## [TASK]
Repeat the listing in full, exactly as it stands.

## [DATA EXTRACT]
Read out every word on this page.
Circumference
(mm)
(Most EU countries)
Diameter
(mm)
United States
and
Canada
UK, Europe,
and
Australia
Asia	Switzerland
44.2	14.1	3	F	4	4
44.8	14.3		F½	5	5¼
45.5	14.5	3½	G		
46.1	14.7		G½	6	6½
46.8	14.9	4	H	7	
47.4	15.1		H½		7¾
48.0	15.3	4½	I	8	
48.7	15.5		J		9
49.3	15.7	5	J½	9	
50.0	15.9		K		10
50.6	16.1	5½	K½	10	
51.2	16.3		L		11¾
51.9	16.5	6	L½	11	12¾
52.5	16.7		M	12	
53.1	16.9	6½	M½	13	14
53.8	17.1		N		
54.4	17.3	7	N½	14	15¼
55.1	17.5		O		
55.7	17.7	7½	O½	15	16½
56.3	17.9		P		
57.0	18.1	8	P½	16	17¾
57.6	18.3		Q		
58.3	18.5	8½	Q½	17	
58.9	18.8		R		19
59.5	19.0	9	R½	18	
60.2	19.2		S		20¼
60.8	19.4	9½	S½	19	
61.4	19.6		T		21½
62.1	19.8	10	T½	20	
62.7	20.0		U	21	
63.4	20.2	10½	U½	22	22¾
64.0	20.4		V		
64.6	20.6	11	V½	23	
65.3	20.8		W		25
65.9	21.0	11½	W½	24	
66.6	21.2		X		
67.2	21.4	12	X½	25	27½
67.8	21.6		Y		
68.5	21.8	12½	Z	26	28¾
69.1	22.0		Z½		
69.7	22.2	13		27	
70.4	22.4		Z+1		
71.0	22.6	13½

## [WRITTEN SOLUTION]
Read out every word on this page.
Circumference
(mm)
(Most EU countries)
Diameter
(mm)
United States
and
Canada
UK, Europe,
and
Australia
Asia	Switzerland
44.2	14.1	3	F	4	4
44.8	14.3		F½	5	5¼
45.5	14.5	3½	G		
46.1	14.7		G½	6	6½
46.8	14.9	4	H	7	
47.4	15.1		H½		7¾
48.0	15.3	4½	I	8	
48.7	15.5		J		9
49.3	15.7	5	J½	9	
50.0	15.9		K		10
50.6	16.1	5½	K½	10	
51.2	16.3		L		11¾
51.9	16.5	6	L½	11	12¾
52.5	16.7		M	12	
53.1	16.9	6½	M½	13	14
53.8	17.1		N		
54.4	17.3	7	N½	14	15¼
55.1	17.5		O		
55.7	17.7	7½	O½	15	16½
56.3	17.9		P		
57.0	18.1	8	P½	16	17¾
57.6	18.3		Q		
58.3	18.5	8½	Q½	17	
58.9	18.8		R		19
59.5	19.0	9	R½	18	
60.2	19.2		S		20¼
60.8	19.4	9½	S½	19	
61.4	19.6		T		21½
62.1	19.8	10	T½	20	
62.7	20.0		U	21	
63.4	20.2	10½	U½	22	22¾
64.0	20.4		V		
64.6	20.6	11	V½	23	
65.3	20.8		W		25
65.9	21.0	11½	W½	24	
66.6	21.2		X		
67.2	21.4	12	X½	25	27½
67.8	21.6		Y		
68.5	21.8	12½	Z	26	28¾
69.1	22.0		Z½		
69.7	22.2	13		27	
70.4	22.4		Z+1		
71.0	22.6	13½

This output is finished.